- [EXERCISE]
Going through the material below, please gather all lines with the word "адрес" in them.

- [WORKING DATA]
□ □ □ □ □
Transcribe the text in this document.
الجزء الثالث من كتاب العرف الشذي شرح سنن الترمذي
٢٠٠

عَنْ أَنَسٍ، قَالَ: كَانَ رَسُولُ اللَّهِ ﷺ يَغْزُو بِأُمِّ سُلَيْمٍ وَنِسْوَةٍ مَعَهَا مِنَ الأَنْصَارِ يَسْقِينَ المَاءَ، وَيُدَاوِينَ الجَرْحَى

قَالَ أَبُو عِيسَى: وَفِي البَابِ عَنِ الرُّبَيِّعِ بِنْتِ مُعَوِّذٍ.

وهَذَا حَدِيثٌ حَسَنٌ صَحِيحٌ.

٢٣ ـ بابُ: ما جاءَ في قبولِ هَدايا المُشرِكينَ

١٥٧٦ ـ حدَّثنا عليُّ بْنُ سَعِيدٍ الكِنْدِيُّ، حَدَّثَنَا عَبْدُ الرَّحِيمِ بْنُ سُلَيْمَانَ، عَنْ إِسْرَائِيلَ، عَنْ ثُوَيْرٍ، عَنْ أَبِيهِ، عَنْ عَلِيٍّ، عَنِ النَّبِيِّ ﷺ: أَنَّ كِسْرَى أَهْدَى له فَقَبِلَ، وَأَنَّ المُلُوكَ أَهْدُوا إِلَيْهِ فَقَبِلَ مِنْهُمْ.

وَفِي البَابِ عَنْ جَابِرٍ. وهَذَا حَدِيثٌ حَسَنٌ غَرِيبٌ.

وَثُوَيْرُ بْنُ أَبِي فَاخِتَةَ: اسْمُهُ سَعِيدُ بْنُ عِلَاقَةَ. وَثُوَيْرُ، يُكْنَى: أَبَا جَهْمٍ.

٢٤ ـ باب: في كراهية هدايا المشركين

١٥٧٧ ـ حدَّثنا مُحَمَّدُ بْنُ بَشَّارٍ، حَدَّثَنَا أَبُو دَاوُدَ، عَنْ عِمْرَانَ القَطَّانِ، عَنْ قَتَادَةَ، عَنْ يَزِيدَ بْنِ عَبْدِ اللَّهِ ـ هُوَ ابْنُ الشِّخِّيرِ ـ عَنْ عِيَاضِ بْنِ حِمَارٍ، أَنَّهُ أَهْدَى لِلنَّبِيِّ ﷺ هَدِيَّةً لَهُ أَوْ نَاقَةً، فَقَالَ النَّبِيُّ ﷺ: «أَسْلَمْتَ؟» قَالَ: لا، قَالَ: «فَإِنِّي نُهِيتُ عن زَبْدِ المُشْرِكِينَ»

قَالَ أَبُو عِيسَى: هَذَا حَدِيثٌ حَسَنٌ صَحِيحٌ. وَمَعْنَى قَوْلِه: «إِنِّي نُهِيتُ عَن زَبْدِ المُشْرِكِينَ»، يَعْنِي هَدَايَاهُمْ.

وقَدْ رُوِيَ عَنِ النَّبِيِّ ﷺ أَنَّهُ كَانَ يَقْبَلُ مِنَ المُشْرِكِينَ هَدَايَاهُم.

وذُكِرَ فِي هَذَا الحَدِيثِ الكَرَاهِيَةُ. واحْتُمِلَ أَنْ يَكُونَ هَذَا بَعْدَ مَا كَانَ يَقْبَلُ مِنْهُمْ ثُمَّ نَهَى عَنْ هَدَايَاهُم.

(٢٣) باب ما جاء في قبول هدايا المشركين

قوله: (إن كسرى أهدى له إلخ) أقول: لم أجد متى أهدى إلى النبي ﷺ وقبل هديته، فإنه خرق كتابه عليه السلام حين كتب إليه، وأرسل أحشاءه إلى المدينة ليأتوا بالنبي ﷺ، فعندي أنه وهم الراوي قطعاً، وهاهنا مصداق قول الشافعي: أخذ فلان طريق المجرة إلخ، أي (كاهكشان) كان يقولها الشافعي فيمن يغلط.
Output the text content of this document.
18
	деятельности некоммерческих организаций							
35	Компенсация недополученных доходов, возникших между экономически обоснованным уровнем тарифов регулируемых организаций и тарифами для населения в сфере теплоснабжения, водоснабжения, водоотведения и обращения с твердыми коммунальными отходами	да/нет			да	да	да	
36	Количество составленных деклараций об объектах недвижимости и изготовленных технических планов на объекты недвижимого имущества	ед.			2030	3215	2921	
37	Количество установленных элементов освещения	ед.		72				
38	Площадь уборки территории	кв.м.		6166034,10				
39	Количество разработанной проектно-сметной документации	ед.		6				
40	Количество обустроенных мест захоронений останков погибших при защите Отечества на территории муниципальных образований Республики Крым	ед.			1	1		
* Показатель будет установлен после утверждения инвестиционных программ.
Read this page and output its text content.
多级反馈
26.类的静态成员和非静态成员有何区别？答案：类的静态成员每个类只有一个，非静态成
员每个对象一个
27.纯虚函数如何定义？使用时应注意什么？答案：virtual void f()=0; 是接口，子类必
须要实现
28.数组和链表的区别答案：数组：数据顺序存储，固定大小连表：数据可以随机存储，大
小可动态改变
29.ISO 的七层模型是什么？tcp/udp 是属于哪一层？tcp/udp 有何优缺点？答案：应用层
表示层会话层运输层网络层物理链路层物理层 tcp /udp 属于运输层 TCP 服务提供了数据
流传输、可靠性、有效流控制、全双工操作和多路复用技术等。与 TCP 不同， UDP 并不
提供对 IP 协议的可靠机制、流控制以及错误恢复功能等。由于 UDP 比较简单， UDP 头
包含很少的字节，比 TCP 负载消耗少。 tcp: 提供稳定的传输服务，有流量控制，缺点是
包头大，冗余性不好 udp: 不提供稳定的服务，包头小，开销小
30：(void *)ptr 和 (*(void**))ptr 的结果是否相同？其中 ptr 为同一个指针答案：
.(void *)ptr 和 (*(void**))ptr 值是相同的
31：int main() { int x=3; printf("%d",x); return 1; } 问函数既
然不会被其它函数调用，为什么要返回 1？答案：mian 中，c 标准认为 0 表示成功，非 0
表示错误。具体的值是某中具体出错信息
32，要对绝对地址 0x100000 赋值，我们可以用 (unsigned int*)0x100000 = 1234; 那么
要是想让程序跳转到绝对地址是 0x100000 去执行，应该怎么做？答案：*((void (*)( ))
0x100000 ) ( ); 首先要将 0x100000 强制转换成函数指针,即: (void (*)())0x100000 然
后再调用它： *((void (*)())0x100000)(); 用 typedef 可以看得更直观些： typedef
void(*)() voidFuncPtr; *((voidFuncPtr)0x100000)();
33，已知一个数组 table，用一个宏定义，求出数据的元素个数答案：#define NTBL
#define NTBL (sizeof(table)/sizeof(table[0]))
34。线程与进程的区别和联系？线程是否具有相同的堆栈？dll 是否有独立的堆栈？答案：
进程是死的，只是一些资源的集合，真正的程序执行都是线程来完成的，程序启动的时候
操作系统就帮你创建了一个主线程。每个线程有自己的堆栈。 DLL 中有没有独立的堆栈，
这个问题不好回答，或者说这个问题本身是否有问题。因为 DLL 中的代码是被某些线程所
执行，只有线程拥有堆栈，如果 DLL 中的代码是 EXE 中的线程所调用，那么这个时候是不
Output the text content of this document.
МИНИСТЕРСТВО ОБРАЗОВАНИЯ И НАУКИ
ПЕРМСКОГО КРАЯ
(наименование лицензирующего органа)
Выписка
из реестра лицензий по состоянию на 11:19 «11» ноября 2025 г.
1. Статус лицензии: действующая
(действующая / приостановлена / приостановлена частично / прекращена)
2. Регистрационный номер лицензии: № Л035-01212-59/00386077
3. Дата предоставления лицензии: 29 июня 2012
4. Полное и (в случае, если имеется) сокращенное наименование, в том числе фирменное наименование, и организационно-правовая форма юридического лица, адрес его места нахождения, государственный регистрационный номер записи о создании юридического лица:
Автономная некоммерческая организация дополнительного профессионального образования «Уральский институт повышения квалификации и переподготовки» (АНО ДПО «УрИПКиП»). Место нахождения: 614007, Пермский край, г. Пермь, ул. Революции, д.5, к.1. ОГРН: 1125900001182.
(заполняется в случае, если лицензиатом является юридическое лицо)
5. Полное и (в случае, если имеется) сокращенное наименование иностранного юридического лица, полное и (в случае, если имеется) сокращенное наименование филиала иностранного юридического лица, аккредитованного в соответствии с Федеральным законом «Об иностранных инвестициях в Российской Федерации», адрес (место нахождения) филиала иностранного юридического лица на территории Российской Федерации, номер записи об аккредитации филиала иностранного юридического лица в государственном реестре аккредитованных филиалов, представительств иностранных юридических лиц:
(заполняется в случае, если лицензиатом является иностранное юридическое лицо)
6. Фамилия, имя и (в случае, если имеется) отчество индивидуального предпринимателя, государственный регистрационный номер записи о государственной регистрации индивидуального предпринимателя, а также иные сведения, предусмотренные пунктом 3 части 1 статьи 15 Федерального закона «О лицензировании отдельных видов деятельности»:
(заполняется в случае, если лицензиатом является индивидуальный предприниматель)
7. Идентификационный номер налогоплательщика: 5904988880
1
□ □ □ □ □
- [EXERCISE RESPONSE]
4. Полное и (в случае, если имеется) сокращенное наименование, в том числе фирменное наименование, и организационно-правовая форма юридического лица, адрес его места нахождения, государственный регистрационный номер записи о создании юридического лица:
5. Полное и (в случае, если имеется) сокращенное наименование иностранного юридического лица, полное и (в случае, если имеется) сокращенное наименование филиала иностранного юридического лица, аккредитованного в соответствии с Федеральным законом «Об иностранных инвестициях в Российской Федерации», адрес (место нахождения) филиала иностранного юридического лица на территории Российской Федерации, номер записи об аккредитации филиала иностранного юридического лица в государственном реестре аккредитованных филиалов, представительств иностранных юридических лиц:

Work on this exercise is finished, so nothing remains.